* START Given records *

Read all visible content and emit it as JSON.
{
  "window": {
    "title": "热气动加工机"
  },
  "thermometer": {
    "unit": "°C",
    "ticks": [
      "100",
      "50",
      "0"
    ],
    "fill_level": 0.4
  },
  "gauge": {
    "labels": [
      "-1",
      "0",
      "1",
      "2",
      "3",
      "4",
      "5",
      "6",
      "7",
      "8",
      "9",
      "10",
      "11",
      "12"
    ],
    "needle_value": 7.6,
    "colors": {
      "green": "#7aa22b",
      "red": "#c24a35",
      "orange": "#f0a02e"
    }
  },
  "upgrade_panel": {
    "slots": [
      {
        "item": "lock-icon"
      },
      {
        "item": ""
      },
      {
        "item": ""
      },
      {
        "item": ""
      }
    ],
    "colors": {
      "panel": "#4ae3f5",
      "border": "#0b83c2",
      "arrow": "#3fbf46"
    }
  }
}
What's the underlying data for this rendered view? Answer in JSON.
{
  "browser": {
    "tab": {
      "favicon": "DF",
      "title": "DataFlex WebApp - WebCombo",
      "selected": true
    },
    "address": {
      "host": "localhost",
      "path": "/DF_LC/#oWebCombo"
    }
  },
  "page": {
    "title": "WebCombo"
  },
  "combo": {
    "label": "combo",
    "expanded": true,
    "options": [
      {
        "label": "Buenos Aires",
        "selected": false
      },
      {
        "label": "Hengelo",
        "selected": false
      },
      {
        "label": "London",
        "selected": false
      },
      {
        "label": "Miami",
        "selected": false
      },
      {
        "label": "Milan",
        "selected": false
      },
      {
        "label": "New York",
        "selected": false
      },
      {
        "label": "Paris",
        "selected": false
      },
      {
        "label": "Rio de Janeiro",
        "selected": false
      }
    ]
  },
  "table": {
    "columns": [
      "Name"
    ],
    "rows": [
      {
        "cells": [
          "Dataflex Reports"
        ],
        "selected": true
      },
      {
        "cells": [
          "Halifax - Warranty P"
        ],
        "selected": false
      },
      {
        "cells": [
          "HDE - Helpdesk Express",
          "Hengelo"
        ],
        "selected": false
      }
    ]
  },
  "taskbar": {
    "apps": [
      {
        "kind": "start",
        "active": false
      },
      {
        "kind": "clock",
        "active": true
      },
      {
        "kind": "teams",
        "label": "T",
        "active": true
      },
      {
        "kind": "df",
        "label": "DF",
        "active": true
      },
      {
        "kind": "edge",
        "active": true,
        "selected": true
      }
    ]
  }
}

* END Given records *

:: Given instruction ::
Copy out the whole listing exactly as written.

:: Answer ::
Read all visible content and emit it as JSON.
{
  "window": {
    "title": "热气动加工机"
  },
  "thermometer": {
    "unit": "°C",
    "ticks": [
      "100",
      "50",
      "0"
    ],
    "fill_level": 0.4
  },
  "gauge": {
    "labels": [
      "-1",
      "0",
      "1",
      "2",
      "3",
      "4",
      "5",
      "6",
      "7",
      "8",
      "9",
      "10",
      "11",
      "12"
    ],
    "needle_value": 7.6,
    "colors": {
      "green": "#7aa22b",
      "red": "#c24a35",
      "orange": "#f0a02e"
    }
  },
  "upgrade_panel": {
    "slots": [
      {
        "item": "lock-icon"
      },
      {
        "item": ""
      },
      {
        "item": ""
      },
      {
        "item": ""
      }
    ],
    "colors": {
      "panel": "#4ae3f5",
      "border": "#0b83c2",
      "arrow": "#3fbf46"
    }
  }
}
What's the underlying data for this rendered view? Answer in JSON.
{
  "browser": {
    "tab": {
      "favicon": "DF",
      "title": "DataFlex WebApp - WebCombo",
      "selected": true
    },
    "address": {
      "host": "localhost",
      "path": "/DF_LC/#oWebCombo"
    }
  },
  "page": {
    "title": "WebCombo"
  },
  "combo": {
    "label": "combo",
    "expanded": true,
    "options": [
      {
        "label": "Buenos Aires",
        "selected": false
      },
      {
        "label": "Hengelo",
        "selected": false
      },
      {
        "label": "London",
        "selected": false
      },
      {
        "label": "Miami",
        "selected": false
      },
      {
        "label": "Milan",
        "selected": false
      },
      {
        "label": "New York",
        "selected": false
      },
      {
        "label": "Paris",
        "selected": false
      },
      {
        "label": "Rio de Janeiro",
        "selected": false
      }
    ]
  },
  "table": {
    "columns": [
      "Name"
    ],
    "rows": [
      {
        "cells": [
          "Dataflex Reports"
        ],
        "selected": true
      },
      {
        "cells": [
          "Halifax - Warranty P"
        ],
        "selected": false
      },
      {
        "cells": [
          "HDE - Helpdesk Express",
          "Hengelo"
        ],
        "selected": false
      }
    ]
  },
  "taskbar": {
    "apps": [
      {
        "kind": "start",
        "active": false
      },
      {
        "kind": "clock",
        "active": true
      },
      {
        "kind": "teams",
        "label": "T",
        "active": true
      },
      {
        "kind": "df",
        "label": "DF",
        "active": true
      },
      {
        "kind": "edge",
        "active": true,
        "selected": true
      }
    ]
  }
}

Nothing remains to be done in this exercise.